What this task involves> Reproduce word for word the lines in the entries below, from the one containing "panel-b-series-k-2: [106, 367, 751, 454]" through the one containing "panel-c-ylabel: 𝒢1,7: [18, 560, 49, 603]".

Extracted records:

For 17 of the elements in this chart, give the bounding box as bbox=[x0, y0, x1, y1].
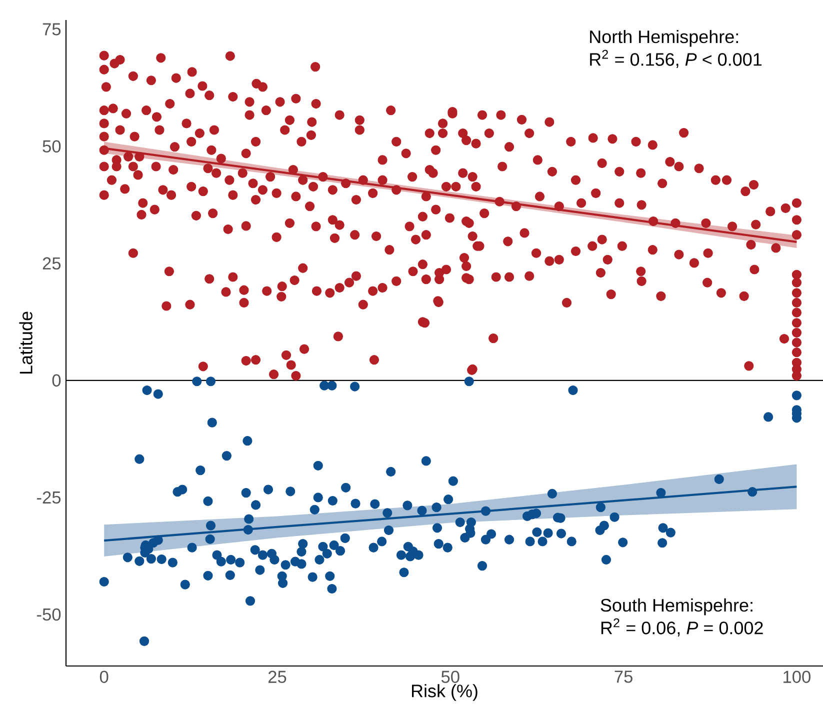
y-tick-label: 75 bbox=[42, 23, 61, 36]
annotation: R$^{2}$ = 0.156, P < 0.001 bbox=[590, 50, 762, 68]
y-tick-label: 50 bbox=[42, 140, 61, 153]
y-tick-label: 0 bbox=[52, 374, 61, 387]
x-tick-label: 100 bbox=[784, 670, 810, 683]
y-tick-label: 25 bbox=[42, 257, 61, 270]
x-tick-label: 0 bbox=[100, 670, 108, 683]
y-tick-label: -50 bbox=[37, 608, 61, 621]
annotation: R$^{2}$ = 0.06, P = 0.002 bbox=[601, 618, 763, 636]
x-axis-title: Risk (%) bbox=[412, 684, 478, 701]
y-tick-label: -25 bbox=[37, 491, 61, 504]
x-tick-label: 50 bbox=[441, 670, 460, 683]
y-axis-title: Latitude bbox=[19, 312, 32, 374]
annotation: North Hemispehre: bbox=[590, 30, 738, 47]
x-tick-label: 75 bbox=[614, 670, 632, 683]
annotation: South Hemispehre: bbox=[600, 598, 752, 616]
x-tick-label: 25 bbox=[268, 670, 286, 683]
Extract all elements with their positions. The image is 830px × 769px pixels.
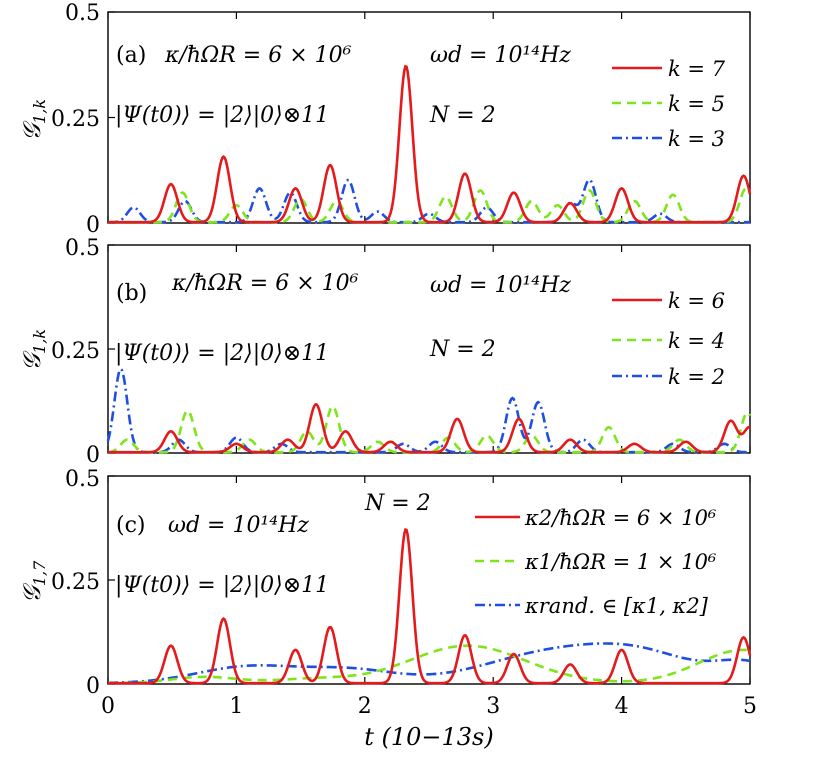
panel-b-series-k-2: [106, 367, 751, 454]
panel-a-ytick-025: 0.25: [51, 107, 100, 132]
panel-a: 𝒢1,k 0.5 0.25 0 (a) κ/ħΩR = 6 × 10⁶ ωd =…: [18, 1, 752, 238]
legend-c-kappa1: κ1/ħΩR = 1 × 10⁶: [524, 550, 717, 574]
panel-c-ytick-0: 0: [86, 674, 100, 699]
panel-a-series-k-7: [108, 64, 752, 224]
panel-b-label: (b): [116, 281, 147, 306]
panel-c-ylabel: 𝒢1,7: [18, 560, 49, 603]
panel-b-series-k-6: [108, 403, 751, 454]
legend-b-k2: k = 2: [668, 365, 725, 389]
panel-a-N: N = 2: [429, 103, 496, 128]
legend-b-k6: k = 6: [668, 289, 725, 313]
panel-a-ylabel: 𝒢1,k: [18, 99, 49, 141]
panel-b-ytick-0: 0: [86, 443, 100, 468]
panel-a-ytick-0: 0: [86, 213, 100, 238]
panel-a-psi: |Ψ(t0)⟩ = |2⟩|0⟩⊗11: [115, 103, 329, 128]
panel-c-ytick-025: 0.25: [51, 570, 100, 595]
x-tick-label-0: 0: [101, 694, 115, 719]
panel-a-kappa: κ/ħΩR = 6 × 10⁶: [164, 43, 352, 68]
panel-b-psi: |Ψ(t0)⟩ = |2⟩|0⟩⊗11: [115, 341, 329, 366]
panel-b-ytick-025: 0.25: [51, 339, 100, 364]
legend-b-k4: k = 4: [668, 329, 725, 353]
panel-c-legend: κ2/ħΩR = 6 × 10⁶ κ1/ħΩR = 1 × 10⁶ κrand.…: [475, 506, 717, 618]
x-axis-label: t (10−13s): [364, 723, 494, 751]
panel-b-legend: k = 6 k = 4 k = 2: [612, 289, 725, 389]
panel-b-kappa: κ/ħΩR = 6 × 10⁶: [171, 271, 359, 296]
panel-b: 𝒢1,k 0.5 0.25 0 (b) κ/ħΩR = 6 × 10⁶ ωd =…: [18, 236, 752, 468]
panel-a-legend: k = 7 k = 5 k = 3: [612, 57, 726, 151]
panel-a-omega: ωd = 10¹⁴Hz: [430, 43, 571, 68]
panel-c-N: N = 2: [364, 491, 431, 516]
panel-c-psi: |Ψ(t0)⟩ = |2⟩|0⟩⊗11: [115, 573, 329, 598]
panel-a-label: (a): [116, 43, 146, 68]
panel-c: 𝒢1,7 0.5 0.25 0 (c) ωd = 10¹⁴Hz |Ψ(t0)⟩ …: [18, 467, 752, 699]
legend-a-k7: k = 7: [668, 57, 726, 81]
panel-b-ylabel: 𝒢1,k: [18, 329, 49, 371]
panel-a-ytick-05: 0.5: [65, 1, 100, 26]
legend-a-k3: k = 3: [668, 127, 725, 151]
panel-c-omega: ωd = 10¹⁴Hz: [168, 513, 309, 538]
legend-a-k5: k = 5: [668, 92, 725, 116]
x-tick-label-3: 3: [486, 694, 500, 719]
panel-c-series--1-r-1-10-: [107, 644, 751, 685]
x-axis: 0 1 2 3 4 5: [101, 694, 757, 719]
panel-a-series-k-3: [108, 178, 750, 224]
panel-b-omega: ωd = 10¹⁴Hz: [430, 273, 571, 298]
x-tick-label-1: 1: [229, 694, 243, 719]
panel-c-label: (c): [116, 513, 146, 538]
x-tick-label-2: 2: [358, 694, 372, 719]
panel-c-ytick-05: 0.5: [65, 467, 100, 492]
panel-a-series-k-5: [108, 187, 752, 224]
x-tick-label-5: 5: [743, 694, 757, 719]
panel-b-N: N = 2: [429, 337, 496, 362]
x-tick-label-4: 4: [615, 694, 629, 719]
legend-c-kappa2: κ2/ħΩR = 6 × 10⁶: [524, 506, 717, 530]
legend-c-krand: κrand. ∈ [κ1, κ2]: [524, 594, 709, 618]
panel-c-series--rand-1-2-: [107, 642, 751, 685]
panel-b-ytick-05: 0.5: [65, 236, 100, 261]
panel-c-series--2-r-6-10-: [108, 527, 752, 685]
panel-b-series-k-4: [107, 404, 752, 454]
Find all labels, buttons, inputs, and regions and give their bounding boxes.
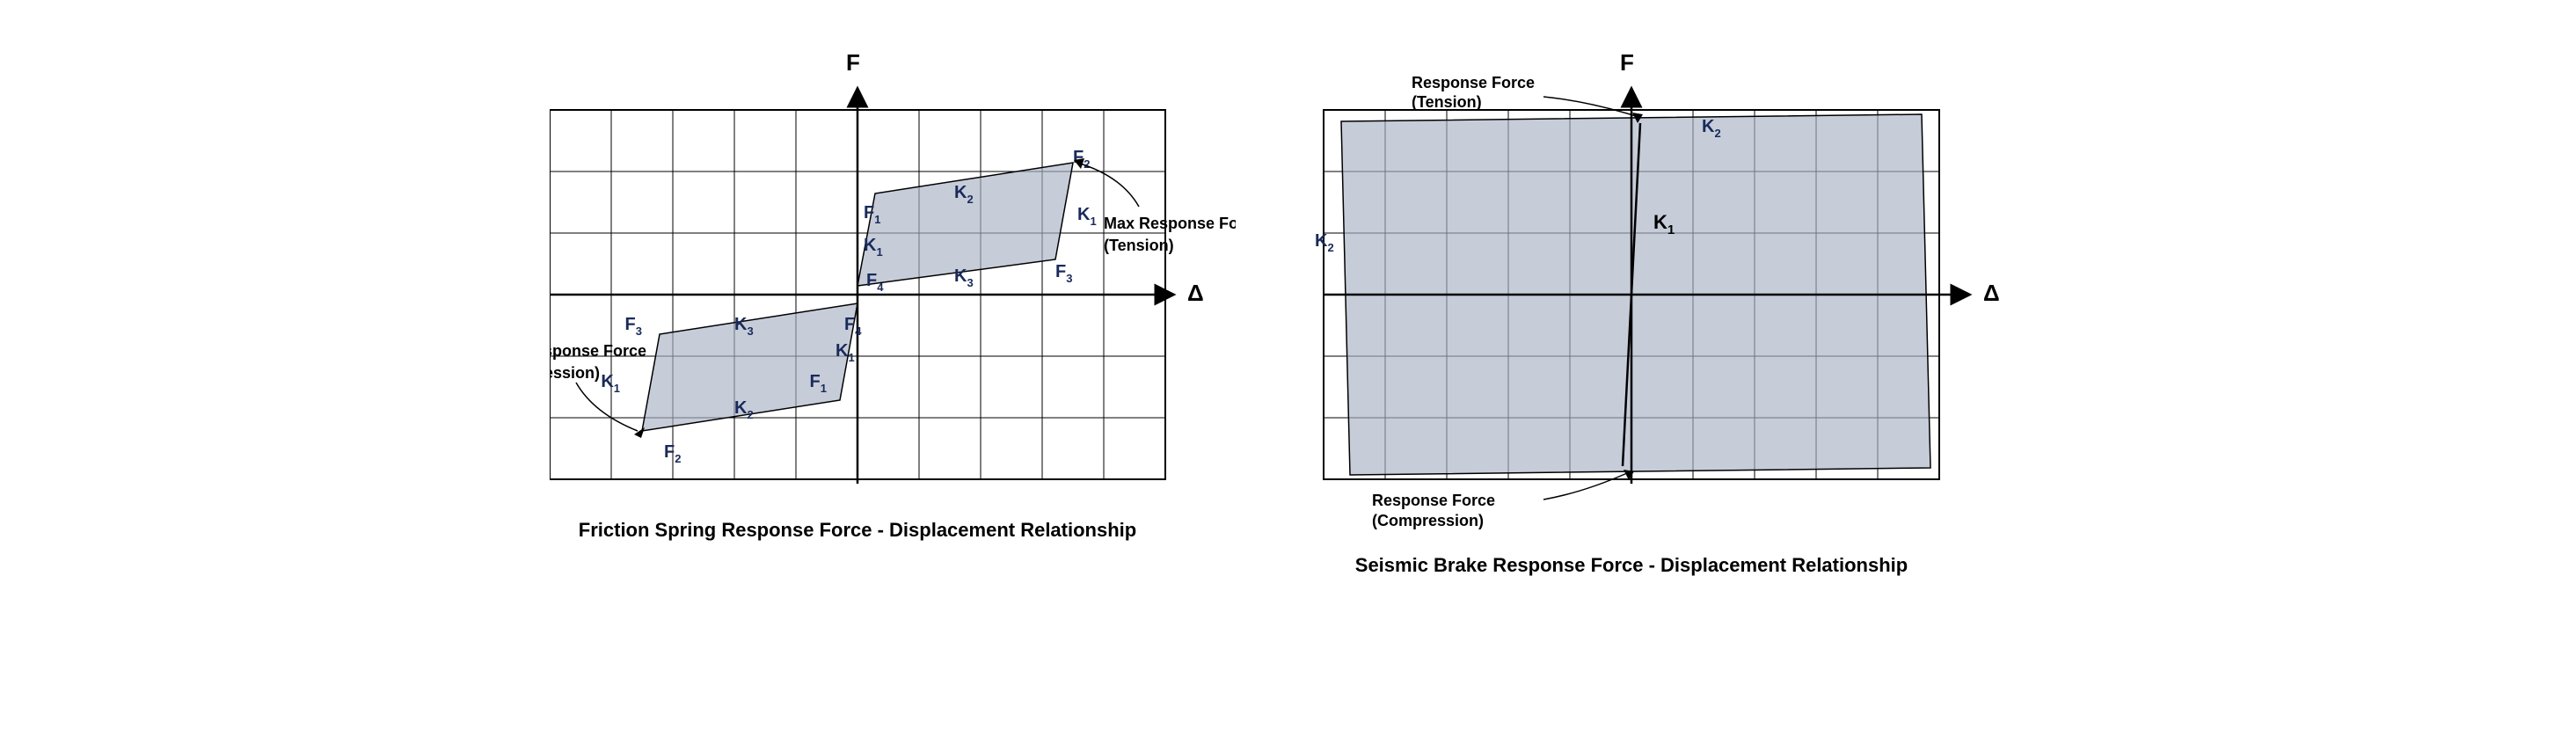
seismic-brake-diagram: F Δ K1 K2 K2 Response Force (Tension) (1306, 18, 2027, 633)
caption: Seismic Brake Response Force - Displacem… (1354, 554, 1907, 576)
svg-text:F3: F3 (624, 315, 641, 338)
tension-note: Response Force (Tension) (1412, 74, 1643, 123)
x-axis-label: Δ (1187, 280, 1204, 306)
friction-spring-diagram: F Δ F1 F2 F3 F4 K1 K2 K3 K1 F1 F2 F3 F4 … (550, 18, 1236, 633)
svg-text:(Compression): (Compression) (550, 364, 600, 382)
svg-text:K1: K1 (601, 372, 620, 395)
tension-note: Max Response Force (Tension) (1074, 158, 1236, 254)
svg-text:(Tension): (Tension) (1412, 93, 1482, 111)
svg-text:(Compression): (Compression) (1372, 512, 1484, 529)
x-axis-label: Δ (1983, 280, 2000, 306)
caption: Friction Spring Response Force - Displac… (578, 519, 1135, 541)
svg-text:(Tension): (Tension) (1104, 237, 1174, 254)
svg-text:Max Response Force: Max Response Force (1104, 215, 1236, 232)
y-axis-label: F (846, 49, 860, 76)
y-axis-label: F (1620, 49, 1634, 76)
svg-text:Response Force: Response Force (1412, 74, 1535, 91)
compression-note: Max Response Force (Compression) (550, 342, 646, 438)
svg-text:Response Force: Response Force (1372, 492, 1495, 509)
svg-text:Max Response Force: Max Response Force (550, 342, 646, 360)
svg-text:K1: K1 (1077, 205, 1097, 228)
svg-text:F3: F3 (1055, 262, 1072, 285)
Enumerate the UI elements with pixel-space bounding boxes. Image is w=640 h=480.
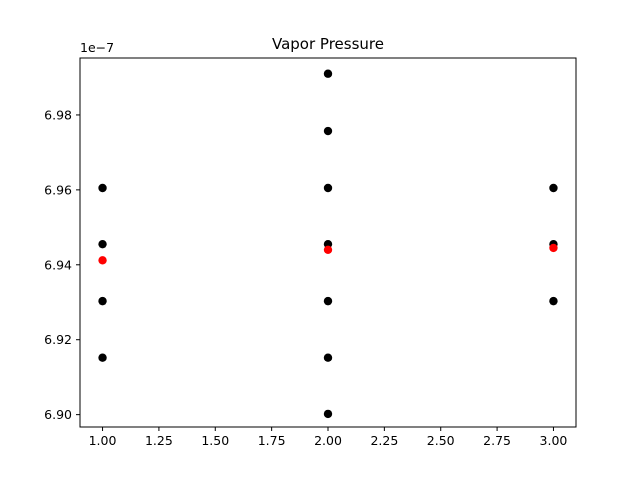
data-point-black — [98, 183, 107, 193]
plot-points — [98, 69, 558, 419]
data-point-black — [323, 353, 333, 362]
data-point-red — [323, 245, 333, 255]
data-point-black — [323, 69, 333, 78]
data-point-red — [98, 256, 107, 265]
y-tick-label: 6.96 — [44, 182, 72, 197]
y-tick-label: 6.90 — [44, 407, 72, 422]
x-tick-label: 2.00 — [314, 433, 342, 448]
x-tick-label: 1.75 — [258, 433, 286, 448]
y-tick-label: 6.92 — [44, 332, 72, 347]
plot-frame — [79, 57, 577, 428]
chart-title: Vapor Pressure — [272, 35, 384, 53]
data-point-black — [323, 183, 333, 193]
x-tick-label: 1.50 — [201, 433, 229, 448]
y-axis: 6.90 6.92 6.94 6.96 6.98 — [44, 107, 80, 422]
data-point-black — [98, 239, 107, 249]
data-point-black — [549, 296, 558, 306]
x-tick-label: 1.00 — [89, 433, 117, 448]
data-point-black — [323, 296, 333, 306]
x-tick-label: 1.25 — [145, 433, 173, 448]
data-point-black — [323, 126, 333, 136]
x-tick-label: 2.25 — [370, 433, 398, 448]
data-point-black — [549, 183, 558, 193]
data-point-black — [98, 296, 107, 306]
x-tick-label: 2.50 — [427, 433, 455, 448]
y-offset-text: 1e−7 — [80, 40, 114, 55]
data-point-black — [323, 409, 333, 419]
x-tick-label: 3.00 — [540, 433, 568, 448]
x-axis: 1.00 1.25 1.50 1.75 2.00 2.25 2.50 2.75 3.00 — [89, 427, 568, 448]
x-tick-label: 2.75 — [483, 433, 511, 448]
y-tick-label: 6.98 — [44, 107, 72, 122]
data-point-black — [98, 353, 107, 362]
y-tick-label: 6.94 — [44, 257, 72, 272]
data-point-red — [549, 243, 558, 253]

Finished answer>
panel-b-series-k-2: [106, 367, 751, 454]
panel-a-ytick-025: 0.25: [51, 107, 100, 132]
panel-a: 𝒢1,k 0.5 0.25 0 (a) κ/ħΩR = 6 × 10⁶ ωd =…: [18, 1, 752, 238]
legend-c-kappa1: κ1/ħΩR = 1 × 10⁶: [524, 550, 717, 574]
panel-c-ytick-0: 0: [86, 674, 100, 699]
panel-a-series-k-7: [108, 64, 752, 224]
panel-b-label: (b): [116, 281, 147, 306]
panel-c-ylabel: 𝒢1,7: [18, 560, 49, 603]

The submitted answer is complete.